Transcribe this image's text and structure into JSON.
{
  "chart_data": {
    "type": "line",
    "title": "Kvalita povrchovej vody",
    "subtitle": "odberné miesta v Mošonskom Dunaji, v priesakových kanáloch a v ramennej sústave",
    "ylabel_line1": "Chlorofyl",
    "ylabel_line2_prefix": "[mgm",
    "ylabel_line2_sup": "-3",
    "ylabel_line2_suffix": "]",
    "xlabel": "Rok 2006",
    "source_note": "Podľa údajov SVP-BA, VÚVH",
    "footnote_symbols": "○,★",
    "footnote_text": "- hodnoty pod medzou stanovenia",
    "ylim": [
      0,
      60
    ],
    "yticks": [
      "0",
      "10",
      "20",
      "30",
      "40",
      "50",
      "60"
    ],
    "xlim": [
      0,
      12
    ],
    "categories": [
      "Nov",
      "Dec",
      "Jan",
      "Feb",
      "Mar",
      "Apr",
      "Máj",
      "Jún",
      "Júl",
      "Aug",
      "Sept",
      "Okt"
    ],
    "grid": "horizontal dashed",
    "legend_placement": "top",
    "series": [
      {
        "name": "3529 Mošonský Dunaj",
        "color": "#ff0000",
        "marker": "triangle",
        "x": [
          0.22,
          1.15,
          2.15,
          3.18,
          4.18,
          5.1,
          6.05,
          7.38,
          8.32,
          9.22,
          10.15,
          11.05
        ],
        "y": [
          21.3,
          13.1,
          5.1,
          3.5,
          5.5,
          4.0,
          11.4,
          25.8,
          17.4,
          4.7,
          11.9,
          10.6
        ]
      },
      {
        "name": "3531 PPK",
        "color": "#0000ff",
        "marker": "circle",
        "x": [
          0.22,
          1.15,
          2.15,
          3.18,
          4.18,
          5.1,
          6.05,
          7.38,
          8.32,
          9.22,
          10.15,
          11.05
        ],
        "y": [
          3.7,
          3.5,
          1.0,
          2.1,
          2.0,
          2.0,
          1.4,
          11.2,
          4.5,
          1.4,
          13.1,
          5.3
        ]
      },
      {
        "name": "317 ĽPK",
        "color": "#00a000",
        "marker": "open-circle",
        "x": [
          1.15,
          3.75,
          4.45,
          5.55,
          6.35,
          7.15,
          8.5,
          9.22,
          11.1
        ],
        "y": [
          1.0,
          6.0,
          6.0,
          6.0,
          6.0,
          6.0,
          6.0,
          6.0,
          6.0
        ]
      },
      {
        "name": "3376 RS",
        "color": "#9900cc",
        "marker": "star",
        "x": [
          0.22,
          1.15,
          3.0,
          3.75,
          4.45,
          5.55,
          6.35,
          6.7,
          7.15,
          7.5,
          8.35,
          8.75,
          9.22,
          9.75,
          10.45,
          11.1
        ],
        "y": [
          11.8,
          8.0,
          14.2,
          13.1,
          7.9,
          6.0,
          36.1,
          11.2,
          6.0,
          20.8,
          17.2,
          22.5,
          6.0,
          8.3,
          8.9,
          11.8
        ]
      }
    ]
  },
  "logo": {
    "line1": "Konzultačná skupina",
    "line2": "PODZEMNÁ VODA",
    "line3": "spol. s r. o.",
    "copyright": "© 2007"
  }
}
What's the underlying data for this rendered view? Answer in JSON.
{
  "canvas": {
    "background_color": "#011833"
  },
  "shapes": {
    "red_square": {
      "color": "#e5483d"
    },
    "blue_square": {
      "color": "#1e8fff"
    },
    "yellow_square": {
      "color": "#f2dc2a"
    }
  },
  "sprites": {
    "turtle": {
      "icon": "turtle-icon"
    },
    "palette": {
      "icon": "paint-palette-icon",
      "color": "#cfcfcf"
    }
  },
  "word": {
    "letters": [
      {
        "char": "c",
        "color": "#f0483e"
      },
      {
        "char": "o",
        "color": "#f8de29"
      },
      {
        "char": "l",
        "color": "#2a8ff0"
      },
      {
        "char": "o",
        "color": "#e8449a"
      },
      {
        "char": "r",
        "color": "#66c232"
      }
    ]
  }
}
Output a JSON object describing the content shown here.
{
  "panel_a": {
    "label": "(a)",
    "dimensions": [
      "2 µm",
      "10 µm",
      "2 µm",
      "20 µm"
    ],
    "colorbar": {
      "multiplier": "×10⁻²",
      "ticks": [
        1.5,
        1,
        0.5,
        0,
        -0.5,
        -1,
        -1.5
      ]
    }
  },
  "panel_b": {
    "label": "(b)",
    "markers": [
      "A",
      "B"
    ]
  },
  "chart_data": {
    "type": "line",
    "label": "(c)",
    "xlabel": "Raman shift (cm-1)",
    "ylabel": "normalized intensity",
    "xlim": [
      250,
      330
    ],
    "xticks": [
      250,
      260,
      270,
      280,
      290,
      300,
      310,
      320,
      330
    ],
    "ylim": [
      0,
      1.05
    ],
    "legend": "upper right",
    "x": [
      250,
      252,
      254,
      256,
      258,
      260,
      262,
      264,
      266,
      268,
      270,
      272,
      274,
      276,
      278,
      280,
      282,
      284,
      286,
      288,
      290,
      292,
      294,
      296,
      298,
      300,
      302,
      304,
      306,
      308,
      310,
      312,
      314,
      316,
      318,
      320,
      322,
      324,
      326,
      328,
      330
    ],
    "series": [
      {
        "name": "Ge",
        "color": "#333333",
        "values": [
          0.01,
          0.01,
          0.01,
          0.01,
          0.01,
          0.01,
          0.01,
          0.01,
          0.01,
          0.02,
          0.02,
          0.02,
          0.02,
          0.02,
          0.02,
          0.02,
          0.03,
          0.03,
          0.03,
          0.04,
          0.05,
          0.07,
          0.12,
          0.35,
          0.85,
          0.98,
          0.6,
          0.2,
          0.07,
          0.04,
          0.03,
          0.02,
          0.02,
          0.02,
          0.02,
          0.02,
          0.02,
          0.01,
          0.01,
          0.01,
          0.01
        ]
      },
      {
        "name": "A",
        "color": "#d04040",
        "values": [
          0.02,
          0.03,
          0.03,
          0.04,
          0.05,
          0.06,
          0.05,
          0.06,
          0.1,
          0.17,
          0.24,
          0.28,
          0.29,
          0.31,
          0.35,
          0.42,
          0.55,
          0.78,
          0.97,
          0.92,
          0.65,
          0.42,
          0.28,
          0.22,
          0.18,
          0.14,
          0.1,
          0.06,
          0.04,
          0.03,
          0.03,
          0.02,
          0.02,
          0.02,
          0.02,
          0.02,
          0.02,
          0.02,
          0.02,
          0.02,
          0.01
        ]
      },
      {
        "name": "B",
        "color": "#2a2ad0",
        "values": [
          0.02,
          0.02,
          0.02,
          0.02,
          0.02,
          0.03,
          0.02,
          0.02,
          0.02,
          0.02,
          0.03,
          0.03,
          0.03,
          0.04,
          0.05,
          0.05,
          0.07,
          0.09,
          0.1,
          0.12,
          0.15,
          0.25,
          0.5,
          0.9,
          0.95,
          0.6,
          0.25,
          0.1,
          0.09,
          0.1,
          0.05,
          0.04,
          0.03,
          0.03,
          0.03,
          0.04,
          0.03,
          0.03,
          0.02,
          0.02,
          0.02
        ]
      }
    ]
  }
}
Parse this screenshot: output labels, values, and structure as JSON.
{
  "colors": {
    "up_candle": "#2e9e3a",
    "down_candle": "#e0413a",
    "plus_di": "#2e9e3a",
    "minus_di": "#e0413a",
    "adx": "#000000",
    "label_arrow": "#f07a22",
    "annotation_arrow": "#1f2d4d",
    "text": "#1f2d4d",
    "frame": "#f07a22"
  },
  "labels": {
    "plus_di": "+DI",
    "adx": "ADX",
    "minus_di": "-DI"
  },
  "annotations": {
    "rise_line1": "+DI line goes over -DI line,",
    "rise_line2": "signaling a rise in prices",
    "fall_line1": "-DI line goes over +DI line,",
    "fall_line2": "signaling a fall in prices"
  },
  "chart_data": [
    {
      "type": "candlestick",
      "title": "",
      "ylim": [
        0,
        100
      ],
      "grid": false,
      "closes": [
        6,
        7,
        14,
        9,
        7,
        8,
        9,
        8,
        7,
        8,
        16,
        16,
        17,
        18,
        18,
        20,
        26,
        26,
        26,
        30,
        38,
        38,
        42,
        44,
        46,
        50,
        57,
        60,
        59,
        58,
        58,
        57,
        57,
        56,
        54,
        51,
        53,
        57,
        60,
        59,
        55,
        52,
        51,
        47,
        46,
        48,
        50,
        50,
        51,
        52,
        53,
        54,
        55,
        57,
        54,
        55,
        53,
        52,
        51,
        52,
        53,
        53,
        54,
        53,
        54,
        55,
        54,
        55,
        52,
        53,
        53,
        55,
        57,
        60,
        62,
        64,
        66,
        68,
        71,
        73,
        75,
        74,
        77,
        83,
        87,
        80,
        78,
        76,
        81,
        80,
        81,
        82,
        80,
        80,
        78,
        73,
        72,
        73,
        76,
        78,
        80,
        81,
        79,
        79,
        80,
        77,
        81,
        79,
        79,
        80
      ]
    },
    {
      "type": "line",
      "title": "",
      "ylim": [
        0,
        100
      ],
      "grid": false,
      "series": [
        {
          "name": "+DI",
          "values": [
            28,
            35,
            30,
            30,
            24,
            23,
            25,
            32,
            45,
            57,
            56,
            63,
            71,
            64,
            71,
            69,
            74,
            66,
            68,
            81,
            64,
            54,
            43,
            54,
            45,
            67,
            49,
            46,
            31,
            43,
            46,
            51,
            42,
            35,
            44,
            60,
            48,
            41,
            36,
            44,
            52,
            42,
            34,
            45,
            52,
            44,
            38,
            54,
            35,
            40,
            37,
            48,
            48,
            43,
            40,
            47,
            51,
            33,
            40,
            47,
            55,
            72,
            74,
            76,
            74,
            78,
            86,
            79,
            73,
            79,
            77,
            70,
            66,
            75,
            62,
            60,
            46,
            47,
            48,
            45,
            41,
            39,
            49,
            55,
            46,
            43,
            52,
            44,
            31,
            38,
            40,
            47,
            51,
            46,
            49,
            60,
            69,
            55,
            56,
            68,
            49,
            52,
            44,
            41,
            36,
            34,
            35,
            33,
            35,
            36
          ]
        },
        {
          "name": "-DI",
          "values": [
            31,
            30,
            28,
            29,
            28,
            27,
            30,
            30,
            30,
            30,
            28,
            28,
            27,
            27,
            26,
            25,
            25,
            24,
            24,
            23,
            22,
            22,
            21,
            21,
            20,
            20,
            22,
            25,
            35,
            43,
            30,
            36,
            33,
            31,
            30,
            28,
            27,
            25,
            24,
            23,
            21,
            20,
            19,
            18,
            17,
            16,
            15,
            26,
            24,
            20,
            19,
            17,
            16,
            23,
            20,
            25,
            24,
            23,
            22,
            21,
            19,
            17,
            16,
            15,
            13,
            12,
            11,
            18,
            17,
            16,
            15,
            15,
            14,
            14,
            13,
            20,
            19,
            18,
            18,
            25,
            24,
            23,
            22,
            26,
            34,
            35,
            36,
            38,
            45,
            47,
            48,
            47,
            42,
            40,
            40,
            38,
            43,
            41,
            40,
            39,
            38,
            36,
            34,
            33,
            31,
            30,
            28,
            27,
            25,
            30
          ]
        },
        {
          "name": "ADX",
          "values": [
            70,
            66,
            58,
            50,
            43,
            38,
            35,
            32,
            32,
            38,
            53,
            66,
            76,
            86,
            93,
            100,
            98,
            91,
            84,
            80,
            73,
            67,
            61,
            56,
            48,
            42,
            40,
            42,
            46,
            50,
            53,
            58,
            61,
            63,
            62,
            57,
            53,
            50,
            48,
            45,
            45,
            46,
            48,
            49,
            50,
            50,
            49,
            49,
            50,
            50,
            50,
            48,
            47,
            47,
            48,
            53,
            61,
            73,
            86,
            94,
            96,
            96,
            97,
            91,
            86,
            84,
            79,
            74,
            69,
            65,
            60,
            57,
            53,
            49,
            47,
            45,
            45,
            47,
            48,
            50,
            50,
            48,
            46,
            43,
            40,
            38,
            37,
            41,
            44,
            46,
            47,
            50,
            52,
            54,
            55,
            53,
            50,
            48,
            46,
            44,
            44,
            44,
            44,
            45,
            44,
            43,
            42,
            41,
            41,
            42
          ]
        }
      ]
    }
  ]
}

■ **EXERCISE INSTRUCTIONS**:
A line counts if it holds the word "structure". How many lines of the entries count? Give the number only.

■ **THE ANSWER**:
2